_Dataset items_
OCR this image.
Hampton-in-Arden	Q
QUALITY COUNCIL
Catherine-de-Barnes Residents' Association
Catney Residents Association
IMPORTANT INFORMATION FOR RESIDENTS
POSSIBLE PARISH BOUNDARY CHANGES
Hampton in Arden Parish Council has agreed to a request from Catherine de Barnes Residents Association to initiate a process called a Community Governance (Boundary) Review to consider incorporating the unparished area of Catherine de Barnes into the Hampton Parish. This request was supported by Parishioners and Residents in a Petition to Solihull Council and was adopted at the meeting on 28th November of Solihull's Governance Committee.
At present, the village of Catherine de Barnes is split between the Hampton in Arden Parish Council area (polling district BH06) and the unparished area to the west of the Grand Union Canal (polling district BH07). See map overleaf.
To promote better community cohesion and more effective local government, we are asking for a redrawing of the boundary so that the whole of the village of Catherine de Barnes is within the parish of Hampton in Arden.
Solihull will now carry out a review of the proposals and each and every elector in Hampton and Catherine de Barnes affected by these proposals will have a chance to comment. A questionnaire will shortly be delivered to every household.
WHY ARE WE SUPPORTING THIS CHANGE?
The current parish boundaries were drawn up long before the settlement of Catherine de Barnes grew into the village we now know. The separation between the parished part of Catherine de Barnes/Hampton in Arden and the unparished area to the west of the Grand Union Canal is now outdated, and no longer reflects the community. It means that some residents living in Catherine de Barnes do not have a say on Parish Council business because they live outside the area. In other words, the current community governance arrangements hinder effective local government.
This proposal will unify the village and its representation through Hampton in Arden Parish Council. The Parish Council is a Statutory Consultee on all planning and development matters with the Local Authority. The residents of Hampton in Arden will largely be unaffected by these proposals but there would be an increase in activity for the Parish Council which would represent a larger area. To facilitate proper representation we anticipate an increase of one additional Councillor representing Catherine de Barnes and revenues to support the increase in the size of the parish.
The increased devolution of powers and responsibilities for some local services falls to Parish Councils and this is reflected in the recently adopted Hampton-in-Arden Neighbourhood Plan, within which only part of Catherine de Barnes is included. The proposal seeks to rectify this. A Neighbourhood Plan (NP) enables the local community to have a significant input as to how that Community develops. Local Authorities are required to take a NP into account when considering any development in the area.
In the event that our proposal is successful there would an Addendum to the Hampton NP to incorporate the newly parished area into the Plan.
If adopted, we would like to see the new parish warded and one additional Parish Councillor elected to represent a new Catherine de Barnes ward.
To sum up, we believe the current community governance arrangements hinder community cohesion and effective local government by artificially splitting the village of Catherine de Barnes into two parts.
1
---
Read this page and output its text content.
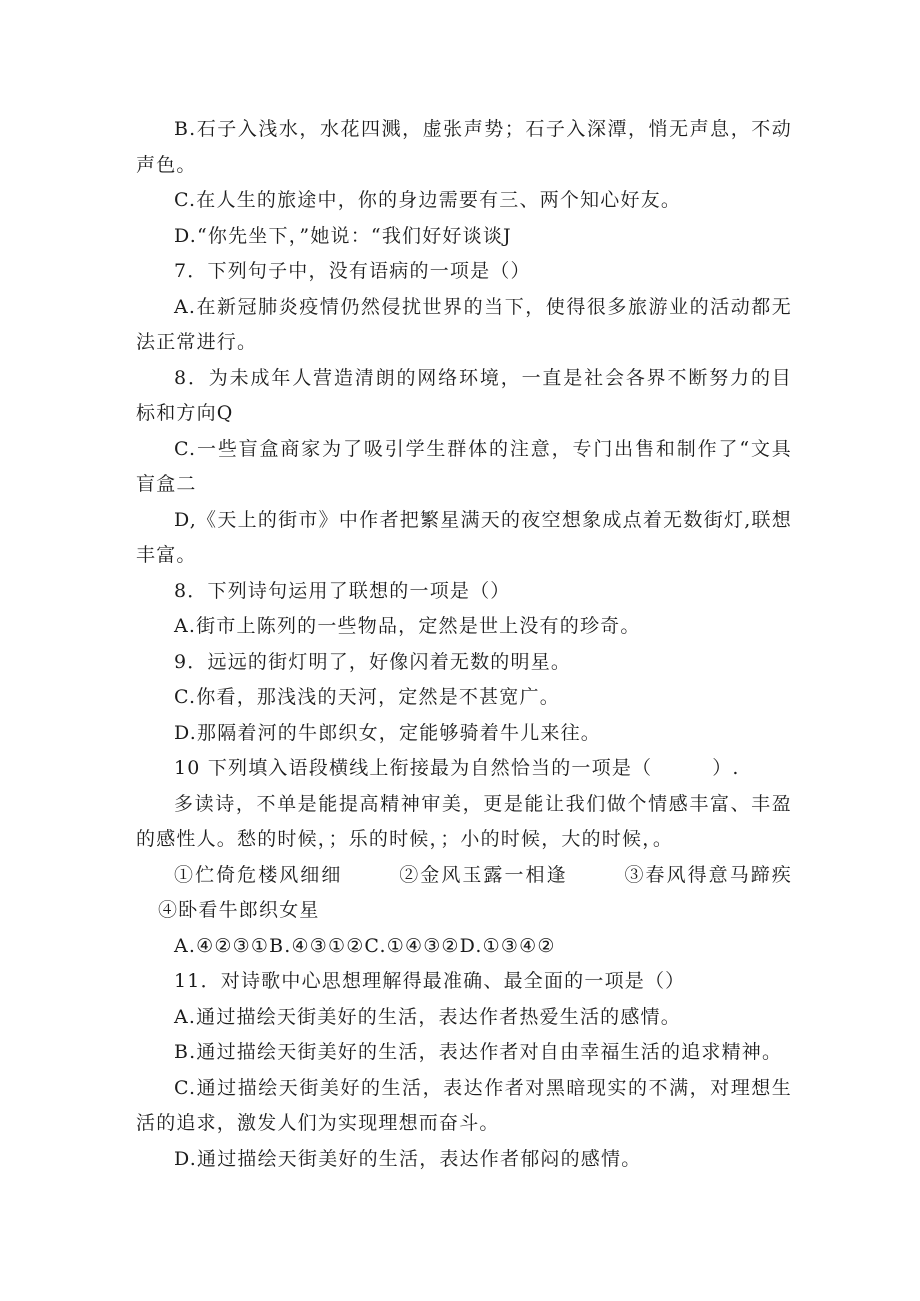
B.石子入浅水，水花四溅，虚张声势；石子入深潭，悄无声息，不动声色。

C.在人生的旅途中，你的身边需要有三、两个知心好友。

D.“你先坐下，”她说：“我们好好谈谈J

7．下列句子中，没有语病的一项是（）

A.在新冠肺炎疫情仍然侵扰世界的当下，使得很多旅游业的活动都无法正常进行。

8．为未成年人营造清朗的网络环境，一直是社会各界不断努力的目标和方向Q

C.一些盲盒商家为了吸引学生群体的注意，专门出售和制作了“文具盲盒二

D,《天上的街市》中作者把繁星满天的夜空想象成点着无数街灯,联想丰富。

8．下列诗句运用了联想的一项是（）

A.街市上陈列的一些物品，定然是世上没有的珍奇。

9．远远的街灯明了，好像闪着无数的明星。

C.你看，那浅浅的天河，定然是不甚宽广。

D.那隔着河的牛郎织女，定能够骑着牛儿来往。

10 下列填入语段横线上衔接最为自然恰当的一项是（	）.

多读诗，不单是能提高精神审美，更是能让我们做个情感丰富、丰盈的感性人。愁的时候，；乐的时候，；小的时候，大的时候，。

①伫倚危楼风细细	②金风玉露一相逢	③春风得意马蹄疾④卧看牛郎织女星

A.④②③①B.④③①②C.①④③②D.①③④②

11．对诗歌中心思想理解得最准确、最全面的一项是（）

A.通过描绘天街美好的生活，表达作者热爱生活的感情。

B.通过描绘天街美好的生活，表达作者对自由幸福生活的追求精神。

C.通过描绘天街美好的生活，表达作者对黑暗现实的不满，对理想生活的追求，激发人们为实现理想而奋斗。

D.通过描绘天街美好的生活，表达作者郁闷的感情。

_Directions for this task_
In the entries above, find lines with "Association" and copy each.

_Answer below_
Catherine-de-Barnes Residents' Association
Catney Residents Association
Hampton in Arden Parish Council has agreed to a request from Catherine de Barnes Residents Association to initiate a process called a Community Governance (Boundary) Review to consider incorporating the unparished area of Catherine de Barnes into the Hampton Parish. This request was supported by Parishioners and Residents in a Petition to Solihull Council and was adopted at the meeting on 28th November of Solihull's Governance Committee.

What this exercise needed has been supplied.